Restate each entry word for word, leaving nothing out.

**Records excerpted from a collection:**
○ ○ ○ ○ ○

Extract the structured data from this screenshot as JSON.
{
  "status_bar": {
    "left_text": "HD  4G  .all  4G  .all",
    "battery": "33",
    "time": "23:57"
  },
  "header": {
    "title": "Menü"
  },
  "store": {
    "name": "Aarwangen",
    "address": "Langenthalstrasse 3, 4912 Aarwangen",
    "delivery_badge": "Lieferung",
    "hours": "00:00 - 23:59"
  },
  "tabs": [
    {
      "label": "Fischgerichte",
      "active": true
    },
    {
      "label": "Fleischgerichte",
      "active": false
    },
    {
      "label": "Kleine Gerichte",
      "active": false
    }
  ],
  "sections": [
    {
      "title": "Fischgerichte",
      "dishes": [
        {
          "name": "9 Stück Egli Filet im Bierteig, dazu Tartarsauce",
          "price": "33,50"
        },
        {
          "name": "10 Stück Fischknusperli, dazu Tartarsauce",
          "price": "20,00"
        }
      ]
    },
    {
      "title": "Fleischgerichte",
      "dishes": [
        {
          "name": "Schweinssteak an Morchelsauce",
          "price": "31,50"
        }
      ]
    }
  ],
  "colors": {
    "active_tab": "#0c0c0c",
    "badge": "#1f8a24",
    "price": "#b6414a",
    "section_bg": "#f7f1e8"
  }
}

○ ○ ○ ○ ○

**SOLUTION TO THIS TASK:**
Extract the structured data from this screenshot as JSON.
{
  "status_bar": {
    "left_text": "HD  4G  .all  4G  .all",
    "battery": "33",
    "time": "23:57"
  },
  "header": {
    "title": "Menü"
  },
  "store": {
    "name": "Aarwangen",
    "address": "Langenthalstrasse 3, 4912 Aarwangen",
    "delivery_badge": "Lieferung",
    "hours": "00:00 - 23:59"
  },
  "tabs": [
    {
      "label": "Fischgerichte",
      "active": true
    },
    {
      "label": "Fleischgerichte",
      "active": false
    },
    {
      "label": "Kleine Gerichte",
      "active": false
    }
  ],
  "sections": [
    {
      "title": "Fischgerichte",
      "dishes": [
        {
          "name": "9 Stück Egli Filet im Bierteig, dazu Tartarsauce",
          "price": "33,50"
        },
        {
          "name": "10 Stück Fischknusperli, dazu Tartarsauce",
          "price": "20,00"
        }
      ]
    },
    {
      "title": "Fleischgerichte",
      "dishes": [
        {
          "name": "Schweinssteak an Morchelsauce",
          "price": "31,50"
        }
      ]
    }
  ],
  "colors": {
    "active_tab": "#0c0c0c",
    "badge": "#1f8a24",
    "price": "#b6414a",
    "section_bg": "#f7f1e8"
  }
}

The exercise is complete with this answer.